Copy out all lines where "important" appears.
begin Data provided
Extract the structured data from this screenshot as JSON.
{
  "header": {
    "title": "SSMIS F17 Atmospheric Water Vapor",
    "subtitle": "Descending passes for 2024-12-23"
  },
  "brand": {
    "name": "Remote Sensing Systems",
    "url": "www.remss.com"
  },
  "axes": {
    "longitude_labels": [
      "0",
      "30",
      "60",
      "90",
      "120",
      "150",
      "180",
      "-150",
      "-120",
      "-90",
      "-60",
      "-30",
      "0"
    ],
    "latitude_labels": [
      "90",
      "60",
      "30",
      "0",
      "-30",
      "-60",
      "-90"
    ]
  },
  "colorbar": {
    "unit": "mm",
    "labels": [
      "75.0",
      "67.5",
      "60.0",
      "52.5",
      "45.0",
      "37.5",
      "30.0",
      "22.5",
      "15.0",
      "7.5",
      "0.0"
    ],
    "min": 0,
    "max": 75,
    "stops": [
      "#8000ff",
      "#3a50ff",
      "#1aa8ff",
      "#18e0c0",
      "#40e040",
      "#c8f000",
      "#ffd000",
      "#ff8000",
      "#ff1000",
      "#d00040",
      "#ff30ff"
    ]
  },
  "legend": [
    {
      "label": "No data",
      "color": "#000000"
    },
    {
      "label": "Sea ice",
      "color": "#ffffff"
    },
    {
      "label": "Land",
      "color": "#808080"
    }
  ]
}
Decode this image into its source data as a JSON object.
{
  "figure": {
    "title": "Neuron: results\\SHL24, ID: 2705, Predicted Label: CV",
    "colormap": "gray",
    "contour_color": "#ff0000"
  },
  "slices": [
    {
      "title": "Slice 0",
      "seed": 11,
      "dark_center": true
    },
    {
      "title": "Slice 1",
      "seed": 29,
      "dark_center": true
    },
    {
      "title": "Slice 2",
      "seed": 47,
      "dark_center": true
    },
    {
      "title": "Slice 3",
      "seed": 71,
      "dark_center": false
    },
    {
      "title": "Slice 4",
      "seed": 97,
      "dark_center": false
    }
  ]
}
end Data provided
begin Data provided
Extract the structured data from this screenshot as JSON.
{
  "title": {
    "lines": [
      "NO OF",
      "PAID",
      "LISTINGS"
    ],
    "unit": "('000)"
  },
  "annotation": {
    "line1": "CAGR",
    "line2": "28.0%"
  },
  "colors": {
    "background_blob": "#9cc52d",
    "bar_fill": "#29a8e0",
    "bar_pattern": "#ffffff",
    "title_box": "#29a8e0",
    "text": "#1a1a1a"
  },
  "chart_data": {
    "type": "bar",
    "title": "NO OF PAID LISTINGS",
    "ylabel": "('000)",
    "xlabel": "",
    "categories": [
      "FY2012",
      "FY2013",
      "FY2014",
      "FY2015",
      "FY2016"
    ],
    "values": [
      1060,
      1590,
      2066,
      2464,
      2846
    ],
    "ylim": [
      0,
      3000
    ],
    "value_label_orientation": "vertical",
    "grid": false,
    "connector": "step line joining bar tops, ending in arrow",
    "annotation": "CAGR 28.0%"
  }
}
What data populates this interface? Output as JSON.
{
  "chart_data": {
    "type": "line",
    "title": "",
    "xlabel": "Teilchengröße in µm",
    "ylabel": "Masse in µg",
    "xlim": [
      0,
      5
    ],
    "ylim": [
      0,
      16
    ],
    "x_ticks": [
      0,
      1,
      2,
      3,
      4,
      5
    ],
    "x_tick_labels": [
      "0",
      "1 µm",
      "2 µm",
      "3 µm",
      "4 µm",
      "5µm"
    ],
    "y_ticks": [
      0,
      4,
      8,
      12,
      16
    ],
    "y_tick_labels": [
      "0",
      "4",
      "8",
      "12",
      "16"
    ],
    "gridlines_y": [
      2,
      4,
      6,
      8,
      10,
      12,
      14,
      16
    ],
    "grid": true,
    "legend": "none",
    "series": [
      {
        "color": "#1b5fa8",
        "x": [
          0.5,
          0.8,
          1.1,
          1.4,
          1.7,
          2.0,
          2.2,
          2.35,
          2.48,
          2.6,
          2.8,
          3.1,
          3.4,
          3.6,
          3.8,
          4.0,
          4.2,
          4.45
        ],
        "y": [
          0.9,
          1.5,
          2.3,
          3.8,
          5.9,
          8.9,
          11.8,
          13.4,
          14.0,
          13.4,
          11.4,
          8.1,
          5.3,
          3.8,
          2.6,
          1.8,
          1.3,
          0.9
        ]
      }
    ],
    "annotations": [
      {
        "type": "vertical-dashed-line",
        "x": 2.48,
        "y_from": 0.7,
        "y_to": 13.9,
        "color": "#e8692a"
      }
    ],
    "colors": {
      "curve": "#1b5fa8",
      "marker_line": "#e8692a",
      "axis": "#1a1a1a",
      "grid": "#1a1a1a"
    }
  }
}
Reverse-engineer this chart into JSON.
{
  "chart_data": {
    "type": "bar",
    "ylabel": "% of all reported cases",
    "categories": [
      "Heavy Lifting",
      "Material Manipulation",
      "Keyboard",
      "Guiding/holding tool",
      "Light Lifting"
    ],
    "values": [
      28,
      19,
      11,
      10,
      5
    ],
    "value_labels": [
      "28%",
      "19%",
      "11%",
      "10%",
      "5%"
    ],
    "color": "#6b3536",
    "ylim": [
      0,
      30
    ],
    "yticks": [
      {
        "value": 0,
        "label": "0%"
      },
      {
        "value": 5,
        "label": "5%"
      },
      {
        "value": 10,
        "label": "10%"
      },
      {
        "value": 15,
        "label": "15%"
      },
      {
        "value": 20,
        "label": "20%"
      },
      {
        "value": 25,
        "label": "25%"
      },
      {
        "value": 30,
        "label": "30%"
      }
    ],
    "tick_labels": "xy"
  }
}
end Data provided
begin Data provided
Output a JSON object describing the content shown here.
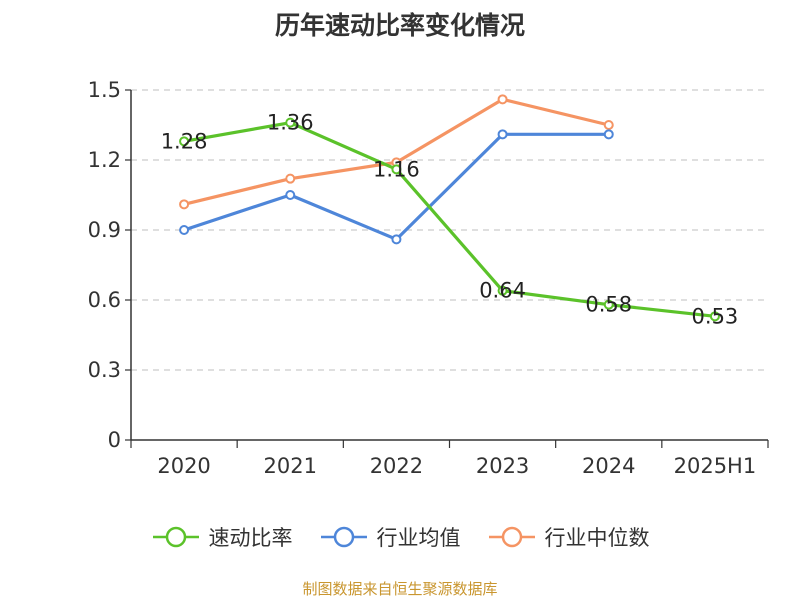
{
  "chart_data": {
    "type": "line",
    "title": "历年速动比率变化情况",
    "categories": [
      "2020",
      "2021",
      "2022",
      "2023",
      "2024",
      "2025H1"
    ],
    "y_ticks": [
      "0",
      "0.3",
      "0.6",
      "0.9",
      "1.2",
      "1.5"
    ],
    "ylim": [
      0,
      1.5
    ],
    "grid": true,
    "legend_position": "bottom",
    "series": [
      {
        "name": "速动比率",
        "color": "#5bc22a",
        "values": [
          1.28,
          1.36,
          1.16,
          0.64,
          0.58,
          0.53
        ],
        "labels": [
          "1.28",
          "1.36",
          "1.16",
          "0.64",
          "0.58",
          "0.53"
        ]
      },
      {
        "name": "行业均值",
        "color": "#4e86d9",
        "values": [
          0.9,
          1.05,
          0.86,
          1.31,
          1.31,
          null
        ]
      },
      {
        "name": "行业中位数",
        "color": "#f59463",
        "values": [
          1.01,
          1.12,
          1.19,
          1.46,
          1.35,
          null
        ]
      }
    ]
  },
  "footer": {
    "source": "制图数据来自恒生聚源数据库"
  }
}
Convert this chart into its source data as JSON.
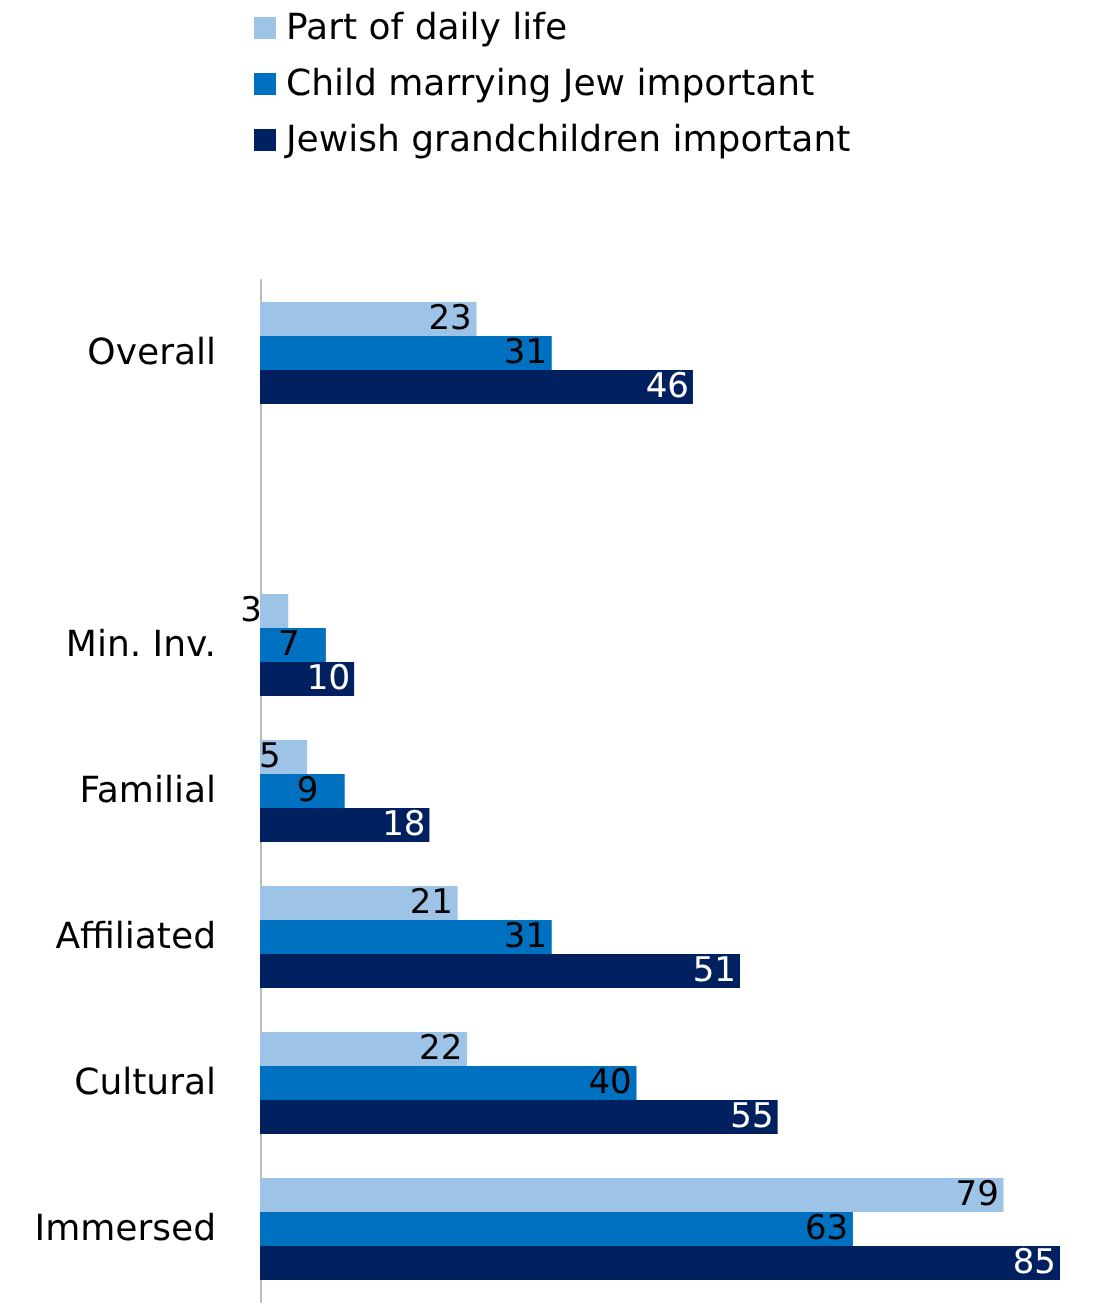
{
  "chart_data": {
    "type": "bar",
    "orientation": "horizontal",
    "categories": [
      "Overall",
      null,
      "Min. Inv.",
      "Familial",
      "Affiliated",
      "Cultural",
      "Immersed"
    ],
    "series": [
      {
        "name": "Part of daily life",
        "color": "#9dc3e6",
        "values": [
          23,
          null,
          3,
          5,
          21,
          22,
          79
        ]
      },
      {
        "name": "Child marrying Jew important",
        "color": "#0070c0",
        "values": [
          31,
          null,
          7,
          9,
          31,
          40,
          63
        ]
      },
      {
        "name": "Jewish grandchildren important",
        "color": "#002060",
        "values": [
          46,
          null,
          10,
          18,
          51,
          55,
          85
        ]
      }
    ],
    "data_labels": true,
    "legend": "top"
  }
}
end Data provided
Written answer:
        "name": "Child marrying Jew important",
        "name": "Jewish grandchildren important",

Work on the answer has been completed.